→ **STATED GOAL**
Every line that includes the word "arcmin" is to be listed.

┌─ EXERCISE MATERIALS

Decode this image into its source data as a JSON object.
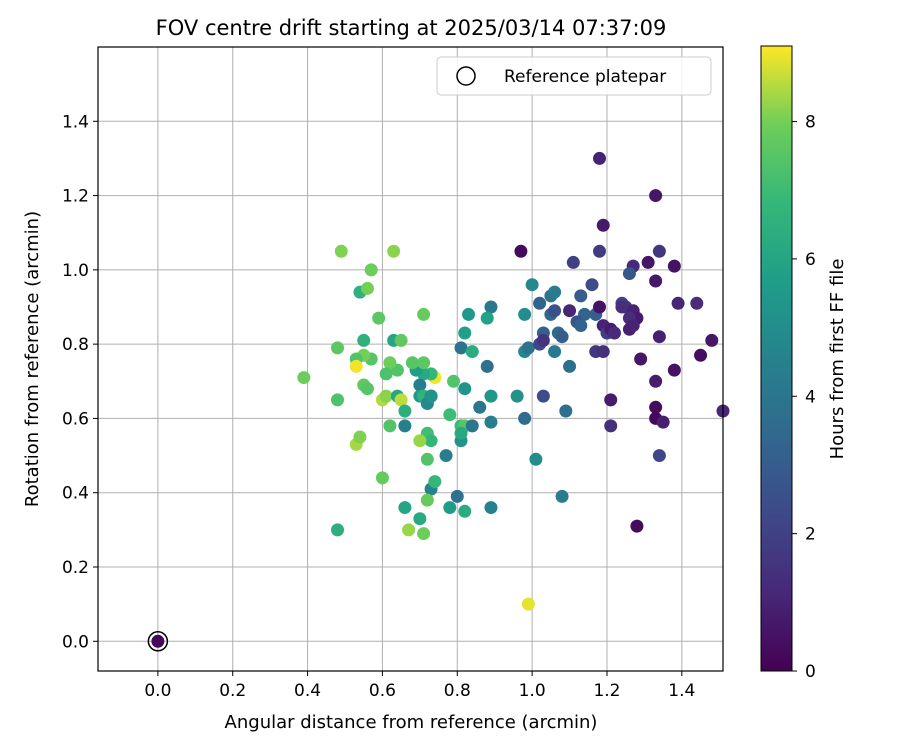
{
  "chart_data": {
    "type": "scatter",
    "title": "FOV centre drift starting at 2025/03/14 07:37:09",
    "xlabel": "Angular distance from reference (arcmin)",
    "ylabel": "Rotation from reference (arcmin)",
    "xlim": [
      -0.16,
      1.51
    ],
    "ylim": [
      -0.08,
      1.6
    ],
    "xticks": [
      "0.0",
      "0.2",
      "0.4",
      "0.6",
      "0.8",
      "1.0",
      "1.2",
      "1.4"
    ],
    "xtick_values": [
      0.0,
      0.2,
      0.4,
      0.6,
      0.8,
      1.0,
      1.2,
      1.4
    ],
    "yticks": [
      "0.0",
      "0.2",
      "0.4",
      "0.6",
      "0.8",
      "1.0",
      "1.2",
      "1.4"
    ],
    "ytick_values": [
      0.0,
      0.2,
      0.4,
      0.6,
      0.8,
      1.0,
      1.2,
      1.4
    ],
    "grid": true,
    "legend": {
      "position": "top-right",
      "entries": [
        "Reference platepar"
      ]
    },
    "colorbar": {
      "label": "Hours from first FF file",
      "min": 0,
      "max": 9.1,
      "ticks": [
        "0",
        "2",
        "4",
        "6",
        "8"
      ],
      "tick_values": [
        0,
        2,
        4,
        6,
        8
      ],
      "colormap": "viridis"
    },
    "reference_point": {
      "x": 0.0,
      "y": 0.0,
      "label": "Reference platepar"
    },
    "points": [
      [
        1.18,
        1.3,
        1.0
      ],
      [
        1.33,
        1.2,
        0.6
      ],
      [
        1.19,
        1.12,
        0.7
      ],
      [
        0.97,
        1.05,
        0.3
      ],
      [
        1.18,
        1.05,
        1.8
      ],
      [
        1.34,
        1.05,
        1.6
      ],
      [
        1.11,
        1.02,
        2.0
      ],
      [
        1.27,
        1.01,
        1.2
      ],
      [
        1.31,
        1.02,
        0.6
      ],
      [
        1.38,
        1.01,
        0.5
      ],
      [
        1.26,
        0.99,
        2.8
      ],
      [
        1.0,
        0.96,
        4.8
      ],
      [
        1.16,
        0.96,
        2.4
      ],
      [
        1.33,
        0.97,
        0.7
      ],
      [
        1.13,
        0.93,
        3.0
      ],
      [
        1.02,
        0.91,
        3.2
      ],
      [
        1.05,
        0.93,
        4.0
      ],
      [
        1.06,
        0.94,
        4.3
      ],
      [
        1.24,
        0.91,
        2.0
      ],
      [
        1.25,
        0.9,
        1.5
      ],
      [
        1.39,
        0.91,
        1.1
      ],
      [
        1.44,
        0.91,
        1.3
      ],
      [
        1.05,
        0.88,
        3.4
      ],
      [
        1.06,
        0.89,
        2.6
      ],
      [
        1.1,
        0.89,
        1.1
      ],
      [
        1.14,
        0.88,
        3.3
      ],
      [
        1.17,
        0.88,
        3.1
      ],
      [
        1.18,
        0.9,
        0.5
      ],
      [
        1.24,
        0.9,
        1.4
      ],
      [
        1.27,
        0.89,
        1.0
      ],
      [
        1.28,
        0.87,
        0.8
      ],
      [
        1.26,
        0.87,
        1.3
      ],
      [
        1.12,
        0.86,
        2.7
      ],
      [
        1.13,
        0.85,
        3.2
      ],
      [
        1.19,
        0.85,
        1.0
      ],
      [
        1.2,
        0.83,
        1.9
      ],
      [
        1.21,
        0.84,
        0.8
      ],
      [
        1.22,
        0.83,
        1.2
      ],
      [
        1.26,
        0.84,
        0.9
      ],
      [
        1.27,
        0.85,
        1.0
      ],
      [
        1.03,
        0.83,
        3.1
      ],
      [
        1.07,
        0.83,
        3.5
      ],
      [
        1.08,
        0.82,
        3.0
      ],
      [
        1.34,
        0.82,
        0.9
      ],
      [
        0.89,
        0.9,
        4.1
      ],
      [
        0.98,
        0.88,
        5.0
      ],
      [
        0.83,
        0.88,
        5.5
      ],
      [
        0.88,
        0.87,
        5.9
      ],
      [
        0.82,
        0.83,
        5.8
      ],
      [
        0.81,
        0.79,
        3.9
      ],
      [
        0.84,
        0.78,
        6.3
      ],
      [
        0.98,
        0.78,
        4.7
      ],
      [
        0.99,
        0.79,
        3.8
      ],
      [
        1.02,
        0.8,
        2.2
      ],
      [
        1.03,
        0.81,
        1.5
      ],
      [
        1.06,
        0.78,
        4.2
      ],
      [
        1.17,
        0.78,
        1.7
      ],
      [
        1.19,
        0.78,
        1.4
      ],
      [
        1.29,
        0.76,
        0.6
      ],
      [
        1.45,
        0.77,
        0.4
      ],
      [
        1.48,
        0.81,
        0.6
      ],
      [
        1.38,
        0.73,
        0.5
      ],
      [
        1.1,
        0.74,
        3.7
      ],
      [
        0.88,
        0.74,
        3.8
      ],
      [
        1.33,
        0.7,
        0.8
      ],
      [
        0.82,
        0.68,
        5.3
      ],
      [
        0.79,
        0.7,
        7.4
      ],
      [
        0.74,
        0.71,
        9.0
      ],
      [
        0.73,
        0.72,
        6.8
      ],
      [
        0.71,
        0.72,
        6.2
      ],
      [
        0.69,
        0.73,
        5.6
      ],
      [
        0.7,
        0.69,
        4.4
      ],
      [
        0.7,
        0.66,
        5.5
      ],
      [
        0.71,
        0.66,
        6.6
      ],
      [
        0.73,
        0.66,
        4.2
      ],
      [
        0.68,
        0.75,
        7.5
      ],
      [
        0.71,
        0.75,
        7.6
      ],
      [
        0.64,
        0.73,
        7.4
      ],
      [
        0.62,
        0.75,
        7.9
      ],
      [
        0.61,
        0.72,
        7.3
      ],
      [
        0.57,
        0.76,
        7.5
      ],
      [
        0.55,
        0.77,
        8.0
      ],
      [
        0.53,
        0.76,
        7.4
      ],
      [
        0.53,
        0.74,
        9.0
      ],
      [
        0.48,
        0.79,
        7.6
      ],
      [
        0.55,
        0.81,
        6.5
      ],
      [
        0.59,
        0.87,
        7.6
      ],
      [
        0.63,
        0.81,
        6.0
      ],
      [
        0.65,
        0.81,
        7.7
      ],
      [
        0.71,
        0.88,
        7.8
      ],
      [
        0.54,
        0.94,
        6.5
      ],
      [
        0.56,
        0.95,
        8.0
      ],
      [
        0.57,
        1.0,
        7.9
      ],
      [
        0.49,
        1.05,
        8.1
      ],
      [
        0.63,
        1.05,
        8.2
      ],
      [
        0.39,
        0.71,
        7.9
      ],
      [
        0.48,
        0.65,
        7.3
      ],
      [
        0.55,
        0.69,
        7.7
      ],
      [
        0.56,
        0.68,
        7.5
      ],
      [
        0.6,
        0.65,
        8.5
      ],
      [
        0.61,
        0.66,
        8.2
      ],
      [
        0.64,
        0.66,
        6.1
      ],
      [
        0.65,
        0.65,
        8.6
      ],
      [
        0.66,
        0.62,
        6.4
      ],
      [
        0.72,
        0.64,
        4.8
      ],
      [
        0.73,
        0.66,
        5.2
      ],
      [
        0.86,
        0.63,
        4.0
      ],
      [
        0.96,
        0.66,
        5.2
      ],
      [
        0.89,
        0.66,
        5.4
      ],
      [
        0.78,
        0.61,
        7.0
      ],
      [
        0.81,
        0.58,
        6.9
      ],
      [
        0.82,
        0.58,
        7.5
      ],
      [
        0.84,
        0.58,
        4.0
      ],
      [
        0.89,
        0.59,
        4.4
      ],
      [
        0.98,
        0.6,
        3.6
      ],
      [
        1.03,
        0.66,
        2.4
      ],
      [
        1.09,
        0.62,
        3.8
      ],
      [
        1.21,
        0.65,
        0.8
      ],
      [
        1.33,
        0.63,
        0.3
      ],
      [
        1.33,
        0.6,
        0.2
      ],
      [
        1.35,
        0.59,
        0.9
      ],
      [
        1.21,
        0.58,
        1.4
      ],
      [
        0.66,
        0.58,
        4.4
      ],
      [
        0.62,
        0.58,
        7.4
      ],
      [
        0.72,
        0.56,
        7.1
      ],
      [
        0.73,
        0.54,
        6.8
      ],
      [
        0.7,
        0.54,
        8.3
      ],
      [
        0.81,
        0.54,
        5.2
      ],
      [
        0.81,
        0.56,
        6.2
      ],
      [
        0.77,
        0.5,
        4.4
      ],
      [
        0.72,
        0.49,
        7.4
      ],
      [
        0.53,
        0.53,
        8.4
      ],
      [
        0.54,
        0.55,
        8.1
      ],
      [
        1.01,
        0.49,
        5.0
      ],
      [
        1.34,
        0.5,
        2.2
      ],
      [
        0.73,
        0.41,
        4.6
      ],
      [
        0.6,
        0.44,
        7.8
      ],
      [
        0.74,
        0.43,
        6.8
      ],
      [
        0.72,
        0.38,
        7.8
      ],
      [
        0.8,
        0.39,
        3.8
      ],
      [
        1.08,
        0.39,
        4.3
      ],
      [
        0.66,
        0.36,
        6.0
      ],
      [
        0.78,
        0.36,
        5.6
      ],
      [
        0.82,
        0.35,
        6.3
      ],
      [
        0.89,
        0.36,
        4.5
      ],
      [
        0.7,
        0.33,
        6.2
      ],
      [
        0.48,
        0.3,
        6.4
      ],
      [
        0.67,
        0.3,
        8.3
      ],
      [
        0.71,
        0.29,
        7.9
      ],
      [
        1.28,
        0.31,
        0.3
      ],
      [
        0.99,
        0.1,
        8.9
      ],
      [
        1.51,
        0.62,
        1.1
      ],
      [
        0.0,
        0.0,
        0.2
      ]
    ]
  }
}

└─

→ **COMPLETE OUTPUT**
    "xlabel": "Angular distance from reference (arcmin)",
    "ylabel": "Rotation from reference (arcmin)",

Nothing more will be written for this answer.